Instructions for the task: Find every line of the listing below where "letters" appears, and copy it.

Given records:
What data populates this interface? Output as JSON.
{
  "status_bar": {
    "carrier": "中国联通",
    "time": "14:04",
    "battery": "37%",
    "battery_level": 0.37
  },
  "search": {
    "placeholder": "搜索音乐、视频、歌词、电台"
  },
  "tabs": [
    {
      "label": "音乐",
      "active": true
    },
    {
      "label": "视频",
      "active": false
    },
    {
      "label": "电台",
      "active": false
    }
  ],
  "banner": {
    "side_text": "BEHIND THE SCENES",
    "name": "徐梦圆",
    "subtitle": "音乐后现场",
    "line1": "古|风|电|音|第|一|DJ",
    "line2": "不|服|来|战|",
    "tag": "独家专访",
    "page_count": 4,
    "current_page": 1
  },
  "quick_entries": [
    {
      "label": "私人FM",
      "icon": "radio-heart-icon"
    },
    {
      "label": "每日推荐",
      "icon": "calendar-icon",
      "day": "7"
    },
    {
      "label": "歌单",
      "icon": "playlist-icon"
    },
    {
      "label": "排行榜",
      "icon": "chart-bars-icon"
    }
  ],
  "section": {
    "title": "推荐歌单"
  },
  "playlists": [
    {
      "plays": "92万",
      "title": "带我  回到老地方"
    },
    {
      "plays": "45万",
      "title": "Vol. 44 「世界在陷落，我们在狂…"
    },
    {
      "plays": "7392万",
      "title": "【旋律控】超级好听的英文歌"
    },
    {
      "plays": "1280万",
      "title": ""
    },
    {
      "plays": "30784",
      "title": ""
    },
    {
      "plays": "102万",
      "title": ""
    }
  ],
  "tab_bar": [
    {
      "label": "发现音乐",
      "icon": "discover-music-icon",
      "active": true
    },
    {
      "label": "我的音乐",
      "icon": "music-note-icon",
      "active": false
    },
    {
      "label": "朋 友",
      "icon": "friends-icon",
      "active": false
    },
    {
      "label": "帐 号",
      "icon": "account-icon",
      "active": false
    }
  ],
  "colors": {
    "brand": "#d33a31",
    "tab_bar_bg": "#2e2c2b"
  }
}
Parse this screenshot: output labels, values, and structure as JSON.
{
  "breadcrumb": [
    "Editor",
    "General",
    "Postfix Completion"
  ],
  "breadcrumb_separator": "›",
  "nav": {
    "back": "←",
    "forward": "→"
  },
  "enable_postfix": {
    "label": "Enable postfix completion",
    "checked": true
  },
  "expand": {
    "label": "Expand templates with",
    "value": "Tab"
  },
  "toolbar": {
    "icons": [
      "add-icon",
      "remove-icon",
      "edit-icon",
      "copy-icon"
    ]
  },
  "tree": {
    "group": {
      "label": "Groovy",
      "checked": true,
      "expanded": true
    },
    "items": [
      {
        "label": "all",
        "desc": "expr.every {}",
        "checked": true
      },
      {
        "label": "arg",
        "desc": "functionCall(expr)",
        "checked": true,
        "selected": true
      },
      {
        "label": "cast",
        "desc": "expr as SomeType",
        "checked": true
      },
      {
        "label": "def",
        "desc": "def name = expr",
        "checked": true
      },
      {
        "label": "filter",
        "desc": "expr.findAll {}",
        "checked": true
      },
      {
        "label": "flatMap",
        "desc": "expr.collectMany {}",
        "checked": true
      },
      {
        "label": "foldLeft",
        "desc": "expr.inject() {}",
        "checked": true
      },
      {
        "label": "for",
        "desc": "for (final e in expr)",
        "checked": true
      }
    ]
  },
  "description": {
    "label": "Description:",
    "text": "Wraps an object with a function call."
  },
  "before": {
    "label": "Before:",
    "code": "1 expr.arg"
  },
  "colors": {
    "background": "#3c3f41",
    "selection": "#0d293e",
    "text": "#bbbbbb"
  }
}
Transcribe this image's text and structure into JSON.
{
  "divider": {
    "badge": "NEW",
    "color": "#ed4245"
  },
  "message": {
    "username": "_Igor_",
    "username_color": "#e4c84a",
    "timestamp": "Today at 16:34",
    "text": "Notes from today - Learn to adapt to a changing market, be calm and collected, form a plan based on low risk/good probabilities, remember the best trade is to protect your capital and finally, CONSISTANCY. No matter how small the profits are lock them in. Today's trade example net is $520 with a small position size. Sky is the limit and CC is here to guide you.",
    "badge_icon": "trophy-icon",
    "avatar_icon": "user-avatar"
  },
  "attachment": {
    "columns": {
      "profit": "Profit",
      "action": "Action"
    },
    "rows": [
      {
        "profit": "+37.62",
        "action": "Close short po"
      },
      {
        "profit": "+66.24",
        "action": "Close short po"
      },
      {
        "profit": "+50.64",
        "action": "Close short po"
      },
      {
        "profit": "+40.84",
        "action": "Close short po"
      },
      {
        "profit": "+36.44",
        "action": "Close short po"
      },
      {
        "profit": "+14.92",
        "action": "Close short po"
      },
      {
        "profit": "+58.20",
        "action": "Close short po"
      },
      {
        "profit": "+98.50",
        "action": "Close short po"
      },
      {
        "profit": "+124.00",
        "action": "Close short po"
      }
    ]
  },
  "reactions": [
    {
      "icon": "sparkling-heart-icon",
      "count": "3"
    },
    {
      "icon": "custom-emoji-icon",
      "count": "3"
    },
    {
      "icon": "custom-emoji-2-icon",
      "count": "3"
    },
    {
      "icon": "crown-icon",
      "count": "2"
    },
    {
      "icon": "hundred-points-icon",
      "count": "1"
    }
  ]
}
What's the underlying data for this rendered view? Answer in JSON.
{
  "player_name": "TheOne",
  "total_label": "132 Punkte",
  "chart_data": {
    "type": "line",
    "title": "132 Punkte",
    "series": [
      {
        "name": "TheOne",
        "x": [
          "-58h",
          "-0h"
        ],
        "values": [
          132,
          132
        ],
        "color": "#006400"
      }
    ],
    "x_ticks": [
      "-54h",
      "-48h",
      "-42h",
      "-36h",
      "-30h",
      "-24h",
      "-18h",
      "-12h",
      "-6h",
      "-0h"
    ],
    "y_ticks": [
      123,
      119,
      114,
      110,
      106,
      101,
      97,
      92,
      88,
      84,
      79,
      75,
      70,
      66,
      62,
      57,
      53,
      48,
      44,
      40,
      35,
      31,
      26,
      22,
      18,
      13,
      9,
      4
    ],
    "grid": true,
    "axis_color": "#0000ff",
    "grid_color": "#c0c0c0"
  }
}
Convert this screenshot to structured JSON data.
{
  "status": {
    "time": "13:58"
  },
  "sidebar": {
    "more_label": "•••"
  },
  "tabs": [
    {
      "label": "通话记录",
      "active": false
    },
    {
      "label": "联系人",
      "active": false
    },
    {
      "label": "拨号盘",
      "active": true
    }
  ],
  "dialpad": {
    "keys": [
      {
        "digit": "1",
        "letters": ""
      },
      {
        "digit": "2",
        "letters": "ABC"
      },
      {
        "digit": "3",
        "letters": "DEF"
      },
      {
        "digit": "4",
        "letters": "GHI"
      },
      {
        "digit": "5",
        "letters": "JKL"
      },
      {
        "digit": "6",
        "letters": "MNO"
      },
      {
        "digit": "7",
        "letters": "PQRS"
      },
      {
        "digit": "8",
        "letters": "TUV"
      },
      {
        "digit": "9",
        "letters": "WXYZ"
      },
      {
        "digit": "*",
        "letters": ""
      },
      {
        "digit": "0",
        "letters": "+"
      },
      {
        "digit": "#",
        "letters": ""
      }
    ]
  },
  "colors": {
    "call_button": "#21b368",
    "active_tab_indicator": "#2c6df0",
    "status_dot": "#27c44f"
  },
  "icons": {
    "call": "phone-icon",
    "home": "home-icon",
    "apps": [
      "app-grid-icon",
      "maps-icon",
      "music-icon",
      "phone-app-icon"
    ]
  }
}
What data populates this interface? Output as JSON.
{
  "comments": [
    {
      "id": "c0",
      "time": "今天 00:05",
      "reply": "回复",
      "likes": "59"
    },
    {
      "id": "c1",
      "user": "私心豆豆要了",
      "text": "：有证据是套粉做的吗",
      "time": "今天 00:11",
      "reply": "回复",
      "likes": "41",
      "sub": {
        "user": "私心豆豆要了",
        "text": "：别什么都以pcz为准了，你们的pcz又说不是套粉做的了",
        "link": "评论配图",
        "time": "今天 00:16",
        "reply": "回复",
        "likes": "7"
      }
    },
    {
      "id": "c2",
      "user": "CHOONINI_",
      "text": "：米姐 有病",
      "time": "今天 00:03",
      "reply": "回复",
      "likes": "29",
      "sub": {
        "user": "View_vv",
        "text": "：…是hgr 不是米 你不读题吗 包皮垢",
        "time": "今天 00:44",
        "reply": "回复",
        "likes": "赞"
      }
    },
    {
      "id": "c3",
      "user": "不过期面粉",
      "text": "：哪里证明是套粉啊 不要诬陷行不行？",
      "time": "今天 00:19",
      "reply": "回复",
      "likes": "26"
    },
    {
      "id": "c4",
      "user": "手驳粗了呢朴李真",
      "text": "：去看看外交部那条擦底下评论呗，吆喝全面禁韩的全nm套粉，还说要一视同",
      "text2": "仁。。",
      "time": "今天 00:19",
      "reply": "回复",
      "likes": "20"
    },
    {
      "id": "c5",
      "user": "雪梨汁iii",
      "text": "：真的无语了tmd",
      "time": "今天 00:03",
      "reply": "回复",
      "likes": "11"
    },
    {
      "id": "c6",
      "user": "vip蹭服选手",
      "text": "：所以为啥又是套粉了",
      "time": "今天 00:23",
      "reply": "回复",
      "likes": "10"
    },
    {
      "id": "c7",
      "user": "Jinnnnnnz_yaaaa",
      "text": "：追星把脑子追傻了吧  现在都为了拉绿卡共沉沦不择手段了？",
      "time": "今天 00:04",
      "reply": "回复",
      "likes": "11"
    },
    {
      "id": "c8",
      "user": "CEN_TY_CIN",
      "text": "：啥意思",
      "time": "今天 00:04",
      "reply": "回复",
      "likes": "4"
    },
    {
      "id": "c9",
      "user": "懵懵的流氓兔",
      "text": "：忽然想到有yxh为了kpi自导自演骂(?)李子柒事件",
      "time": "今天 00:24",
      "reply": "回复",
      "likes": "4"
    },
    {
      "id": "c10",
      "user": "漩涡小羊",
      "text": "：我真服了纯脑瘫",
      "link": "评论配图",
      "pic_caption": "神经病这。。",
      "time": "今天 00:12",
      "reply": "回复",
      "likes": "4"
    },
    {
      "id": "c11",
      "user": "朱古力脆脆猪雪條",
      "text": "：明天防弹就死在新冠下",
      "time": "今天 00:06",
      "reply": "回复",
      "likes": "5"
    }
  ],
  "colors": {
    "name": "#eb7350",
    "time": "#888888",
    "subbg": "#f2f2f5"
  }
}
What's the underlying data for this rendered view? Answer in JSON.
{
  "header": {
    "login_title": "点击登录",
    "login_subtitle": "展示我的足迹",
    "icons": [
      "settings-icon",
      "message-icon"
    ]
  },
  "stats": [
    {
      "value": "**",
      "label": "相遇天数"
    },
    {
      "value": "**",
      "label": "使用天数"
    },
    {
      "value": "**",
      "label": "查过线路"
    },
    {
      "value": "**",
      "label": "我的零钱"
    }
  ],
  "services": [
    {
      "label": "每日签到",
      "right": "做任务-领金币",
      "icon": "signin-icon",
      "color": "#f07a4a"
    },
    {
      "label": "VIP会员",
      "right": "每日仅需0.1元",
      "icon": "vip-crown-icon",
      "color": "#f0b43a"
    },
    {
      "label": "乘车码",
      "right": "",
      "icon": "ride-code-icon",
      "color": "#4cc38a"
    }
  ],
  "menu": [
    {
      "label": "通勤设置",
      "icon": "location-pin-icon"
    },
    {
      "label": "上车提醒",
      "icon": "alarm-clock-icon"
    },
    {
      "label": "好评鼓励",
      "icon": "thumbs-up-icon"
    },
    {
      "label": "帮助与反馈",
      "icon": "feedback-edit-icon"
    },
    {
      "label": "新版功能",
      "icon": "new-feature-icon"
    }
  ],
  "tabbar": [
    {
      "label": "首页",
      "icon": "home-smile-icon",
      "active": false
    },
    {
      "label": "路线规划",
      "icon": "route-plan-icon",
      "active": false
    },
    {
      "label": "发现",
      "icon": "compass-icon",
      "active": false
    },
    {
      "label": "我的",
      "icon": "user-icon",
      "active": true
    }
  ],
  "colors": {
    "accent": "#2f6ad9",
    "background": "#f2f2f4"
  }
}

Completed task:
        "letters": ""
        "letters": "ABC"
        "letters": "DEF"
        "letters": "GHI"
        "letters": "JKL"
        "letters": "MNO"
        "letters": "PQRS"
        "letters": "TUV"
        "letters": "WXYZ"
        "letters": ""
        "letters": "+"
        "letters": ""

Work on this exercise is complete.